### Set task
Leaving the pictures aside, transcribe every line below exactly.

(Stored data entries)
______
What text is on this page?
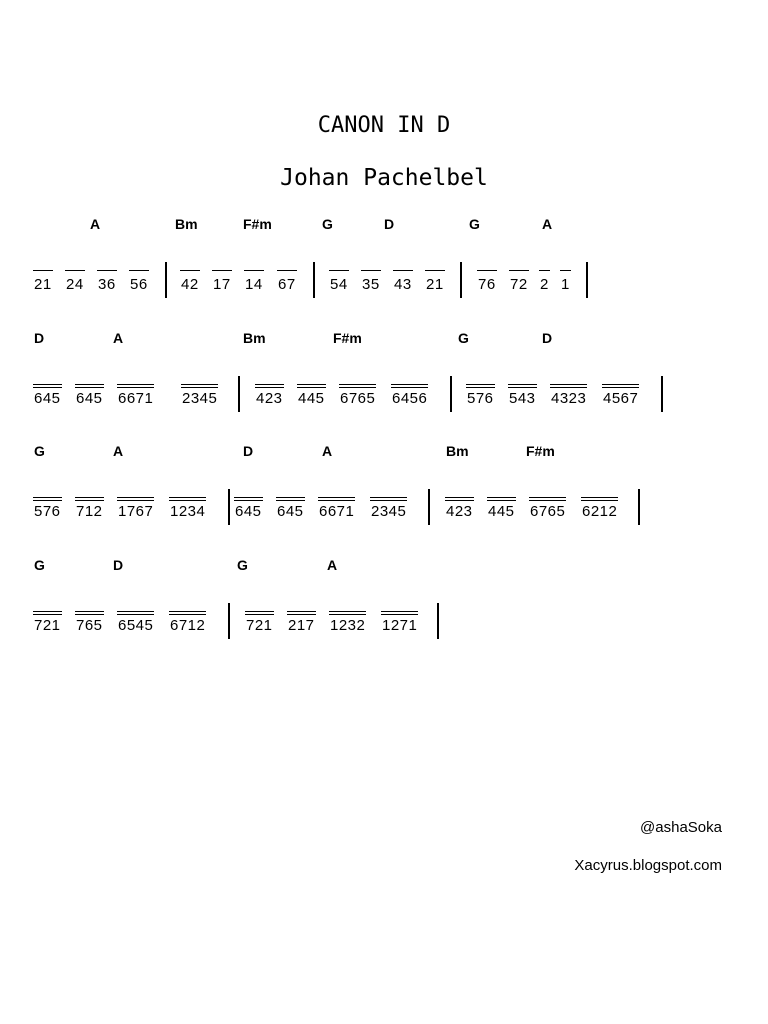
CANON IN D
Johan Pachelbel
A	Bm	F#m	G	D	G	A
21 24 36 56 42 17 14 67 54 35 43 21 76 72 2 1
D	A	Bm	F#m	G	D
645 645 6671 2345	423 445 6765 6456	576 543 4323 4567
G	A	D	A	Bm	F#m
576 712 1767 1234 645 645 6671 2345	423 445 6765 6212
G	D	G	A
721 765 6545 6712	721 217 1232 1271
@ashaSoka
Xacyrus.blogspot.com
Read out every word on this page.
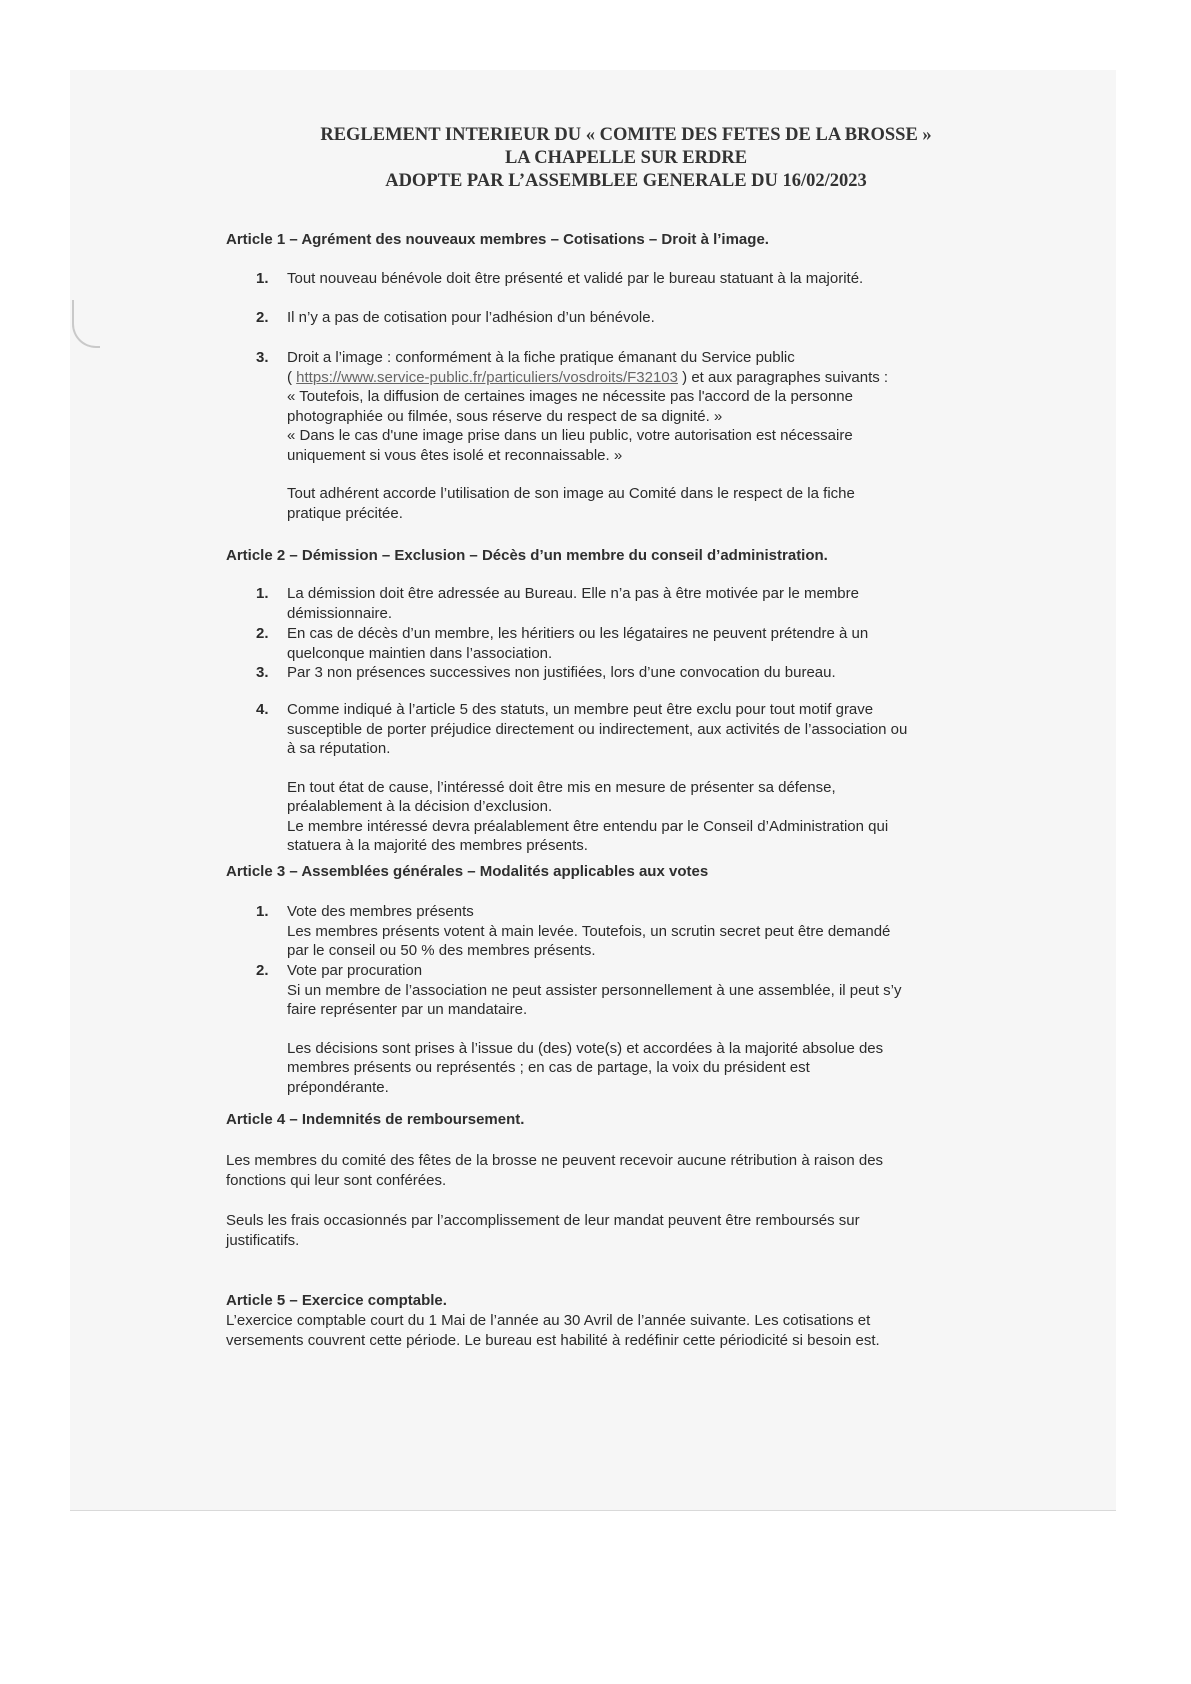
REGLEMENT INTERIEUR DU « COMITE DES FETES DE LA BROSSE »
LA CHAPELLE SUR ERDRE
ADOPTE PAR L’ASSEMBLEE GENERALE DU 16/02/2023
Article 1 – Agrément des nouveaux membres – Cotisations – Droit à l’image.
1. Tout nouveau bénévole doit être présenté et validé par le bureau statuant à la majorité.

2. Il n’y a pas de cotisation pour l’adhésion d’un bénévole.

3. Droit a l’image : conformément à la fiche pratique émanant du Service public

( https://www.service-public.fr/particuliers/vosdroits/F32103 ) et aux paragraphes suivants :

« Toutefois, la diffusion de certaines images ne nécessite pas l'accord de la personne

photographiée ou filmée, sous réserve du respect de sa dignité. »

« Dans le cas d'une image prise dans un lieu public, votre autorisation est nécessaire

uniquement si vous êtes isolé et reconnaissable. »

Tout adhérent accorde l’utilisation de son image au Comité dans le respect de la fiche

pratique précitée.

Article 2 – Démission – Exclusion – Décès d’un membre du conseil d’administration.
1. La démission doit être adressée au Bureau. Elle n’a pas à être motivée par le membre

démissionnaire.

2. En cas de décès d’un membre, les héritiers ou les légataires ne peuvent prétendre à un

quelconque maintien dans l’association.

3. Par 3 non présences successives non justifiées, lors d’une convocation du bureau.

4. Comme indiqué à l’article 5 des statuts, un membre peut être exclu pour tout motif grave

susceptible de porter préjudice directement ou indirectement, aux activités de l’association ou

à sa réputation.

En tout état de cause, l’intéressé doit être mis en mesure de présenter sa défense,

préalablement à la décision d’exclusion.

Le membre intéressé devra préalablement être entendu par le Conseil d’Administration qui

statuera à la majorité des membres présents.

Article 3 – Assemblées générales – Modalités applicables aux votes
1. Vote des membres présents

Les membres présents votent à main levée. Toutefois, un scrutin secret peut être demandé

par le conseil ou 50 % des membres présents.

2. Vote par procuration

Si un membre de l’association ne peut assister personnellement à une assemblée, il peut s’y

faire représenter par un mandataire.

Les décisions sont prises à l’issue du (des) vote(s) et accordées à la majorité absolue des

membres présents ou représentés ; en cas de partage, la voix du président est

prépondérante.

Article 4 – Indemnités de remboursement.

Les membres du comité des fêtes de la brosse ne peuvent recevoir aucune rétribution à raison des

fonctions qui leur sont conférées.

Seuls les frais occasionnés par l’accomplissement de leur mandat peuvent être remboursés sur

justificatifs.

Article 5 – Exercice comptable.

L’exercice comptable court du 1 Mai de l’année au 30 Avril de l’année suivante. Les cotisations et

versements couvrent cette période. Le bureau est habilité à redéfinir cette périodicité si besoin est.
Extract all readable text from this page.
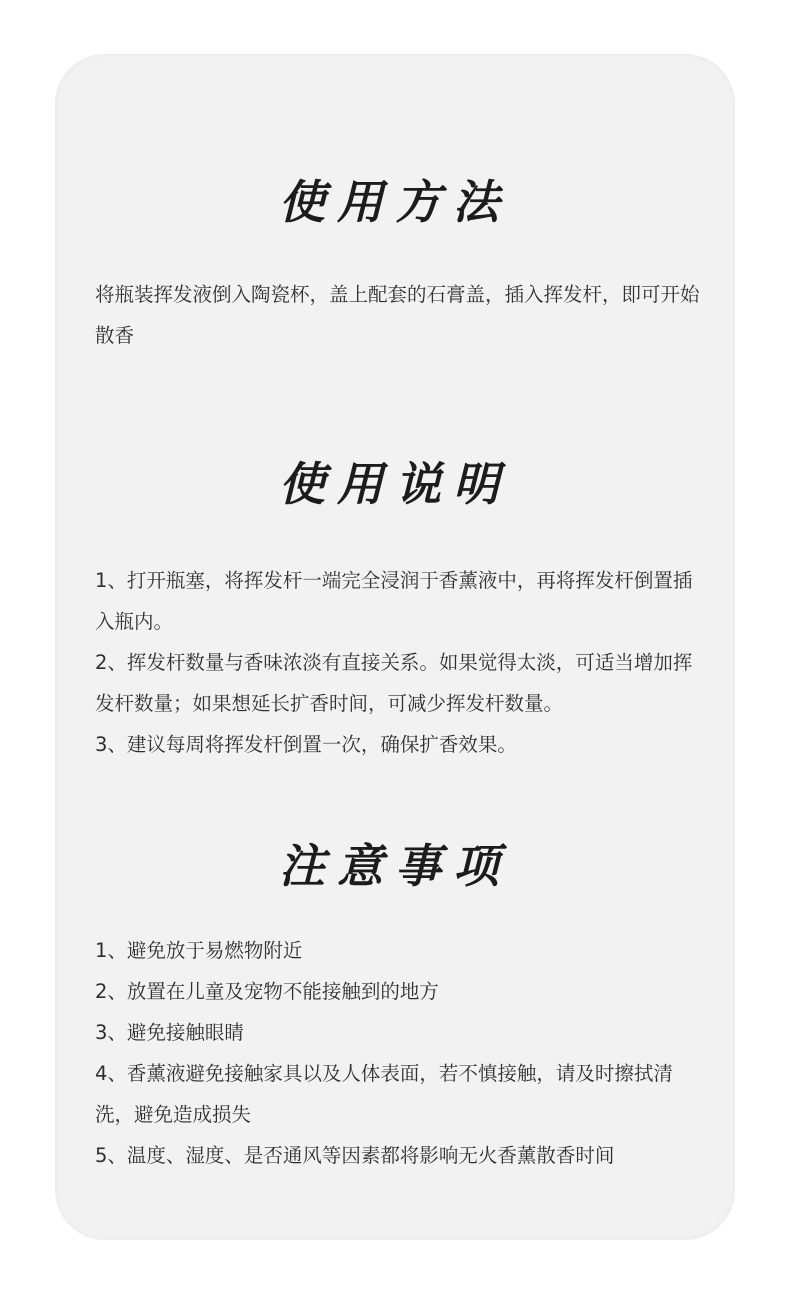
使用方法

将瓶装挥发液倒入陶瓷杯，盖上配套的石膏盖，插入挥发杆，即可开始散香

使用说明

1、打开瓶塞，将挥发杆一端完全浸润于香薰液中，再将挥发杆倒置插入瓶内。

2、挥发杆数量与香味浓淡有直接关系。如果觉得太淡，可适当增加挥发杆数量；如果想延长扩香时间，可减少挥发杆数量。

3、建议每周将挥发杆倒置一次，确保扩香效果。

注意事项

1、避免放于易燃物附近

2、放置在儿童及宠物不能接触到的地方

3、避免接触眼睛

4、香薰液避免接触家具以及人体表面，若不慎接触，请及时擦拭清洗，避免造成损失

5、温度、湿度、是否通风等因素都将影响无火香薰散香时间
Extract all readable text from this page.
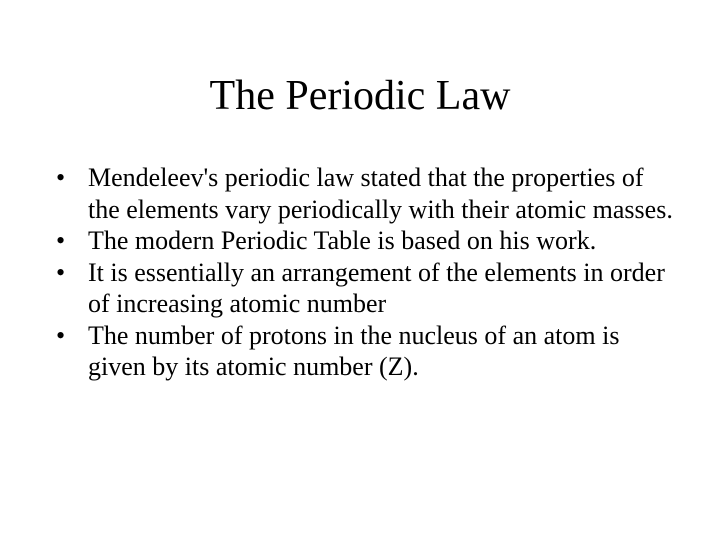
The Periodic Law
• Mendeleev's periodic law stated that the properties of the elements vary periodically with their atomic masses.
• The modern Periodic Table is based on his work.
• It is essentially an arrangement of the elements in order of increasing atomic number
• The number of protons in the nucleus of an atom is given by its atomic number (Z).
______
### Written response
What text is on this page?
CANON IN D
Johan Pachelbel
A	Bm	F#m	G	D	G	A
21 24 36 56 42 17 14 67 54 35 43 21 76 72 2 1
D	A	Bm	F#m	G	D
645 645 6671 2345	423 445 6765 6456	576 543 4323 4567
G	A	D	A	Bm	F#m
576 712 1767 1234 645 645 6671 2345	423 445 6765 6212
G	D	G	A
721 765 6545 6712	721 217 1232 1271
@ashaSoka
Xacyrus.blogspot.com
Read out every word on this page.
REGLEMENT INTERIEUR DU « COMITE DES FETES DE LA BROSSE »
LA CHAPELLE SUR ERDRE
ADOPTE PAR L’ASSEMBLEE GENERALE DU 16/02/2023
Article 1 – Agrément des nouveaux membres – Cotisations – Droit à l’image.
1. Tout nouveau bénévole doit être présenté et validé par le bureau statuant à la majorité.

2. Il n’y a pas de cotisation pour l’adhésion d’un bénévole.

3. Droit a l’image : conformément à la fiche pratique émanant du Service public

( https://www.service-public.fr/particuliers/vosdroits/F32103 ) et aux paragraphes suivants :

« Toutefois, la diffusion de certaines images ne nécessite pas l'accord de la personne

photographiée ou filmée, sous réserve du respect de sa dignité. »

« Dans le cas d'une image prise dans un lieu public, votre autorisation est nécessaire

uniquement si vous êtes isolé et reconnaissable. »

Tout adhérent accorde l’utilisation de son image au Comité dans le respect de la fiche

pratique précitée.

Article 2 – Démission – Exclusion – Décès d’un membre du conseil d’administration.
1. La démission doit être adressée au Bureau. Elle n’a pas à être motivée par le membre

démissionnaire.

2. En cas de décès d’un membre, les héritiers ou les légataires ne peuvent prétendre à un

quelconque maintien dans l’association.

3. Par 3 non présences successives non justifiées, lors d’une convocation du bureau.

4. Comme indiqué à l’article 5 des statuts, un membre peut être exclu pour tout motif grave

susceptible de porter préjudice directement ou indirectement, aux activités de l’association ou

à sa réputation.

En tout état de cause, l’intéressé doit être mis en mesure de présenter sa défense,

préalablement à la décision d’exclusion.

Le membre intéressé devra préalablement être entendu par le Conseil d’Administration qui

statuera à la majorité des membres présents.

Article 3 – Assemblées générales – Modalités applicables aux votes
1. Vote des membres présents

Les membres présents votent à main levée. Toutefois, un scrutin secret peut être demandé

par le conseil ou 50 % des membres présents.

2. Vote par procuration

Si un membre de l’association ne peut assister personnellement à une assemblée, il peut s’y

faire représenter par un mandataire.

Les décisions sont prises à l’issue du (des) vote(s) et accordées à la majorité absolue des

membres présents ou représentés ; en cas de partage, la voix du président est

prépondérante.

Article 4 – Indemnités de remboursement.

Les membres du comité des fêtes de la brosse ne peuvent recevoir aucune rétribution à raison des

fonctions qui leur sont conférées.

Seuls les frais occasionnés par l’accomplissement de leur mandat peuvent être remboursés sur

justificatifs.

Article 5 – Exercice comptable.

L’exercice comptable court du 1 Mai de l’année au 30 Avril de l’année suivante. Les cotisations et

versements couvrent cette période. Le bureau est habilité à redéfinir cette périodicité si besoin est.
Extract all readable text from this page.
使用方法

将瓶装挥发液倒入陶瓷杯，盖上配套的石膏盖，插入挥发杆，即可开始散香

使用说明

1、打开瓶塞，将挥发杆一端完全浸润于香薰液中，再将挥发杆倒置插入瓶内。

2、挥发杆数量与香味浓淡有直接关系。如果觉得太淡，可适当增加挥发杆数量；如果想延长扩香时间，可减少挥发杆数量。

3、建议每周将挥发杆倒置一次，确保扩香效果。

注意事项

1、避免放于易燃物附近

2、放置在儿童及宠物不能接触到的地方

3、避免接触眼睛

4、香薰液避免接触家具以及人体表面，若不慎接触，请及时擦拭清洗，避免造成损失

5、温度、湿度、是否通风等因素都将影响无火香薰散香时间
Extract all readable text from this page.
The Periodic Law
• Mendeleev's periodic law stated that the properties of the elements vary periodically with their atomic masses.
• The modern Periodic Table is based on his work.
• It is essentially an arrangement of the elements in order of increasing atomic number
• The number of protons in the nucleus of an atom is given by its atomic number (Z).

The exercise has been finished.